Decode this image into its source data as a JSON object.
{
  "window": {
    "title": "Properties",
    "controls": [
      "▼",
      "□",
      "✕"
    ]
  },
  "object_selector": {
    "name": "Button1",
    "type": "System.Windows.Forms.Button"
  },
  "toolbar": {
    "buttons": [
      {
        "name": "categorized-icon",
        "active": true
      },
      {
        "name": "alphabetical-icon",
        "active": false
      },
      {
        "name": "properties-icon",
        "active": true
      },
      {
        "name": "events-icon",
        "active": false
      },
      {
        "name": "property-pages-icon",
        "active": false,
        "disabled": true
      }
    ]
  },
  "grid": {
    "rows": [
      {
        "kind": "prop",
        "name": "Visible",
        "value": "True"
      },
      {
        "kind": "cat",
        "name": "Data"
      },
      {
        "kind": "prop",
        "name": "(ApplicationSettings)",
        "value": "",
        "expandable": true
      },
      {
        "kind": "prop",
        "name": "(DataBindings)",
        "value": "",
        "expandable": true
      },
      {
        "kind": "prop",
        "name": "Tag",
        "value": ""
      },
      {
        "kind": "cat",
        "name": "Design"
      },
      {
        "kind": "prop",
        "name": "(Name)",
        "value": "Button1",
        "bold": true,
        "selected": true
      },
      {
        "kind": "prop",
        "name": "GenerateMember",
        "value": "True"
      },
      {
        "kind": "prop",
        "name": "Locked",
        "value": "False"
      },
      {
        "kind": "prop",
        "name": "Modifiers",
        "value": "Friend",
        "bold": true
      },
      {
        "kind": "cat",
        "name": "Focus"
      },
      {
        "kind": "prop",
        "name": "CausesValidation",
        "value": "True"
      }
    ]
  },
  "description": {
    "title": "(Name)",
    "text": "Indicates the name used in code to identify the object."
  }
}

**REQUIREMENT**
From the records above, please extract every line and repeat it exactly.

**REPLY**
Decode this image into its source data as a JSON object.
{
  "window": {
    "title": "Properties",
    "controls": [
      "▼",
      "□",
      "✕"
    ]
  },
  "object_selector": {
    "name": "Button1",
    "type": "System.Windows.Forms.Button"
  },
  "toolbar": {
    "buttons": [
      {
        "name": "categorized-icon",
        "active": true
      },
      {
        "name": "alphabetical-icon",
        "active": false
      },
      {
        "name": "properties-icon",
        "active": true
      },
      {
        "name": "events-icon",
        "active": false
      },
      {
        "name": "property-pages-icon",
        "active": false,
        "disabled": true
      }
    ]
  },
  "grid": {
    "rows": [
      {
        "kind": "prop",
        "name": "Visible",
        "value": "True"
      },
      {
        "kind": "cat",
        "name": "Data"
      },
      {
        "kind": "prop",
        "name": "(ApplicationSettings)",
        "value": "",
        "expandable": true
      },
      {
        "kind": "prop",
        "name": "(DataBindings)",
        "value": "",
        "expandable": true
      },
      {
        "kind": "prop",
        "name": "Tag",
        "value": ""
      },
      {
        "kind": "cat",
        "name": "Design"
      },
      {
        "kind": "prop",
        "name": "(Name)",
        "value": "Button1",
        "bold": true,
        "selected": true
      },
      {
        "kind": "prop",
        "name": "GenerateMember",
        "value": "True"
      },
      {
        "kind": "prop",
        "name": "Locked",
        "value": "False"
      },
      {
        "kind": "prop",
        "name": "Modifiers",
        "value": "Friend",
        "bold": true
      },
      {
        "kind": "cat",
        "name": "Focus"
      },
      {
        "kind": "prop",
        "name": "CausesValidation",
        "value": "True"
      }
    ]
  },
  "description": {
    "title": "(Name)",
    "text": "Indicates the name used in code to identify the object."
  }
}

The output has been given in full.